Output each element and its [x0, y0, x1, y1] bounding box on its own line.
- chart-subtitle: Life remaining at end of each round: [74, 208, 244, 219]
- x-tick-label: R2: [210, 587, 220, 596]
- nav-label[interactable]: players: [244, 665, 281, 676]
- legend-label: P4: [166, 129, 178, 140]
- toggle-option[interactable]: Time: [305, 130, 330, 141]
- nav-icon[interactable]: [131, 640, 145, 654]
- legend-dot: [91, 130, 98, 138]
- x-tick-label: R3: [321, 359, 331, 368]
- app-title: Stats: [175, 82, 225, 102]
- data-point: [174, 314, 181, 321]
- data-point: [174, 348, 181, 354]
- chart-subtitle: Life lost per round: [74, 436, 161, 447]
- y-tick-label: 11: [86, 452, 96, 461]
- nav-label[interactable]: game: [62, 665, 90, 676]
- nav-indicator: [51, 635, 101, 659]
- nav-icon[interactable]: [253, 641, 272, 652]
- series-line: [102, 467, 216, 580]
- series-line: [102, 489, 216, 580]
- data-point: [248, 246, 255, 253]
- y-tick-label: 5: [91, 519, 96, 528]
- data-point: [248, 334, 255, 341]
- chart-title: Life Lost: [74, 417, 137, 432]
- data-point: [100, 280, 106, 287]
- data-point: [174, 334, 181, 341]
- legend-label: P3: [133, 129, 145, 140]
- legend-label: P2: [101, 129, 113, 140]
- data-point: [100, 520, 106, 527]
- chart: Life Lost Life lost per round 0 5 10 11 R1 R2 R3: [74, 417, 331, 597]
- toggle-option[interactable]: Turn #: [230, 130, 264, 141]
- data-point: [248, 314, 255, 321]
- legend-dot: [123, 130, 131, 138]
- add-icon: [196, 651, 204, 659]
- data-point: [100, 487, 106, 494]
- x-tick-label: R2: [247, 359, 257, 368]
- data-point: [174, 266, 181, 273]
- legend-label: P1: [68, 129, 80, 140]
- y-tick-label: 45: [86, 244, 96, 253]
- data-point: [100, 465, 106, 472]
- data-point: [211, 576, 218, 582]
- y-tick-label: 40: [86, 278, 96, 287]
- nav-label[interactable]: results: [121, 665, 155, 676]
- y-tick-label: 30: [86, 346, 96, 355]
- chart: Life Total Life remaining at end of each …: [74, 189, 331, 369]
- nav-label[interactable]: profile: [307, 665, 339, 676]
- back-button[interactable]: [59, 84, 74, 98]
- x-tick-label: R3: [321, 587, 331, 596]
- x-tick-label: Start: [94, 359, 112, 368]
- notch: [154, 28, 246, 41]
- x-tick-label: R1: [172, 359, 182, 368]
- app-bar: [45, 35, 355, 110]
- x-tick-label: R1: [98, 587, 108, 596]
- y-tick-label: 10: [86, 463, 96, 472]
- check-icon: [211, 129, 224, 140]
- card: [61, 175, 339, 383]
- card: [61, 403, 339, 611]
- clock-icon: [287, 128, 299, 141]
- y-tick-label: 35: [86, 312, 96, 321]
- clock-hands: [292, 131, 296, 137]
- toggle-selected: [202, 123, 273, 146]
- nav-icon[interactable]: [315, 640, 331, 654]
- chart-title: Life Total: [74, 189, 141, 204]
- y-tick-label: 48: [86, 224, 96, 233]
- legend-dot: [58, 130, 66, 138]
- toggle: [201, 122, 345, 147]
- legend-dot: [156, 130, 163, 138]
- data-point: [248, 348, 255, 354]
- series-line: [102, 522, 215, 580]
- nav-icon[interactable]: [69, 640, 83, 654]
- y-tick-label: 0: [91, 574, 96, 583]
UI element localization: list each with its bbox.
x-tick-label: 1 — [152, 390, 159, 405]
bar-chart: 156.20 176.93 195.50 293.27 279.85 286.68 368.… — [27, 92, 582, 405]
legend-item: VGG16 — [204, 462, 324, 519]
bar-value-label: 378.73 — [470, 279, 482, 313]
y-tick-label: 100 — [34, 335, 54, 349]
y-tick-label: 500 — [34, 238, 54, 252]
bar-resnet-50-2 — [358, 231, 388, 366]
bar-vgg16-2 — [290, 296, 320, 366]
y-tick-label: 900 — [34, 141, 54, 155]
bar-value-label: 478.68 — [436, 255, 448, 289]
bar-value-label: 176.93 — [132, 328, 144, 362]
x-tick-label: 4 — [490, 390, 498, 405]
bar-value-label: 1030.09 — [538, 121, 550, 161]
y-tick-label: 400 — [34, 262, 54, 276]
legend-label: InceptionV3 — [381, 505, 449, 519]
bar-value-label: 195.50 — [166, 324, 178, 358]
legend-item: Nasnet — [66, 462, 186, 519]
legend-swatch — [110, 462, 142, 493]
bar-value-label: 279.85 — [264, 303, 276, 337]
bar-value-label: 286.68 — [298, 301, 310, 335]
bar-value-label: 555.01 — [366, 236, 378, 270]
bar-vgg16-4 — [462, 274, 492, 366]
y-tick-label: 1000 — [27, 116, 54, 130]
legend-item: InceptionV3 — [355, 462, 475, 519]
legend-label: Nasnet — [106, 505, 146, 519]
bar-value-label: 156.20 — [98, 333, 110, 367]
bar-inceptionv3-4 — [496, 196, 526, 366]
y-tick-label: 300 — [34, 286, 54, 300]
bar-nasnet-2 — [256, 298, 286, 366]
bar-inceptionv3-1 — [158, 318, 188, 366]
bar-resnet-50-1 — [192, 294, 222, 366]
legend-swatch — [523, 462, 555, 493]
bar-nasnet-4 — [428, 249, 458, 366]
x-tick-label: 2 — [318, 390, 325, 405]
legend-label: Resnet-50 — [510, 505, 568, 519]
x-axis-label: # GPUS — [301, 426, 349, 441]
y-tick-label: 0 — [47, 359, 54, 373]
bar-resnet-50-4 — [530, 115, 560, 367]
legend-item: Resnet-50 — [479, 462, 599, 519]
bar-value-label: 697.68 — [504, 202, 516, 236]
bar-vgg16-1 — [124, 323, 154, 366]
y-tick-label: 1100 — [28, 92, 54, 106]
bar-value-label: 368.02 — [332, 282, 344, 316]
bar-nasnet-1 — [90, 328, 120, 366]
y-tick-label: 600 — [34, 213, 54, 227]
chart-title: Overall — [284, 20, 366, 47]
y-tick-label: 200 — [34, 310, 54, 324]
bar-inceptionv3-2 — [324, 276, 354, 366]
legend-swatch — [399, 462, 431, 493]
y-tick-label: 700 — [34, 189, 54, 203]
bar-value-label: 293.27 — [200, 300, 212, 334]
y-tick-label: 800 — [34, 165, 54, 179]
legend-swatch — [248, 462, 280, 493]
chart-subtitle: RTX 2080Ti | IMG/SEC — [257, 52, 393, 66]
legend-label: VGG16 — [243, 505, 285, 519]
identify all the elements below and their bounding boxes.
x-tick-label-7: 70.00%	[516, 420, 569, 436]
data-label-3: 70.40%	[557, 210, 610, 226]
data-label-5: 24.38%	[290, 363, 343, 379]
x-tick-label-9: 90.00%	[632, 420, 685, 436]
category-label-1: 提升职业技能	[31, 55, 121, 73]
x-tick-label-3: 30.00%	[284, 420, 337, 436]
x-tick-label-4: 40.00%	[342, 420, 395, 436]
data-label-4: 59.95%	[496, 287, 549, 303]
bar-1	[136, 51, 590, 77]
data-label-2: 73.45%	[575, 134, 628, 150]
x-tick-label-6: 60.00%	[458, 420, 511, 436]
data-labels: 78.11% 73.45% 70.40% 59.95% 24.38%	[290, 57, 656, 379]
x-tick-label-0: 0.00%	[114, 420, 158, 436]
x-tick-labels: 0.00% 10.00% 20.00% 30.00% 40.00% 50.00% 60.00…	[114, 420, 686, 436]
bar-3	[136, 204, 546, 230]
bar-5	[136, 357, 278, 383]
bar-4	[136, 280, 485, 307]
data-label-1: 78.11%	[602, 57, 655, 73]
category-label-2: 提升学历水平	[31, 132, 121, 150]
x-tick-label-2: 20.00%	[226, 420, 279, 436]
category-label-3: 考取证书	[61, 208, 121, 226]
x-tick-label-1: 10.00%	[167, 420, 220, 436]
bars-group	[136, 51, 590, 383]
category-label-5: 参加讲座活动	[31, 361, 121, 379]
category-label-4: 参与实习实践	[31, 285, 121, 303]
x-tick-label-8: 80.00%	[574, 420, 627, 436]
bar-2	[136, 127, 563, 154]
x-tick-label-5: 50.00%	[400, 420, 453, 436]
^^^^
● **Stated goal**
Rewrite the records, starting at the first line and ending at the line that contains "- chart: Life Total", with every "nav-label" replaced by "menu-label" and nothing else changed.

● **The answer**
Output each element and its [x0, y0, x1, y1] bounding box on its own line.
- chart-subtitle: Life remaining at end of each round: [74, 208, 244, 219]
- x-tick-label: R2: [210, 587, 220, 596]
- menu-label[interactable]: players: [244, 665, 281, 676]
- legend-label: P4: [166, 129, 178, 140]
- toggle-option[interactable]: Time: [305, 130, 330, 141]
- nav-icon[interactable]: [131, 640, 145, 654]
- legend-dot: [91, 130, 98, 138]
- x-tick-label: R3: [321, 359, 331, 368]
- app-title: Stats: [175, 82, 225, 102]
- data-point: [174, 314, 181, 321]
- data-point: [174, 348, 181, 354]
- chart-subtitle: Life lost per round: [74, 436, 161, 447]
- y-tick-label: 11: [86, 452, 96, 461]
- menu-label[interactable]: game: [62, 665, 90, 676]
- nav-indicator: [51, 635, 101, 659]
- nav-icon[interactable]: [253, 641, 272, 652]
- series-line: [102, 467, 216, 580]
- series-line: [102, 489, 216, 580]
- data-point: [248, 246, 255, 253]
- y-tick-label: 5: [91, 519, 96, 528]
- data-point: [248, 334, 255, 341]
- chart-title: Life Lost: [74, 417, 137, 432]
- data-point: [100, 280, 106, 287]
- data-point: [174, 334, 181, 341]
- legend-label: P3: [133, 129, 145, 140]
- legend-label: P2: [101, 129, 113, 140]
- data-point: [100, 520, 106, 527]
- chart: Life Lost Life lost per round 0 5 10 11 R1 R2 R3: [74, 417, 331, 597]
- toggle-option[interactable]: Turn #: [230, 130, 264, 141]
- data-point: [248, 314, 255, 321]
- legend-dot: [123, 130, 131, 138]
- add-icon: [196, 651, 204, 659]
- data-point: [100, 487, 106, 494]
- x-tick-label: R2: [247, 359, 257, 368]
- data-point: [174, 266, 181, 273]
- legend-label: P1: [68, 129, 80, 140]
- y-tick-label: 45: [86, 244, 96, 253]
- data-point: [100, 465, 106, 472]
- data-point: [211, 576, 218, 582]
- y-tick-label: 40: [86, 278, 96, 287]
- menu-label[interactable]: results: [121, 665, 155, 676]
- y-tick-label: 30: [86, 346, 96, 355]
- chart: Life Total Life remaining at end of each …: [74, 189, 331, 369]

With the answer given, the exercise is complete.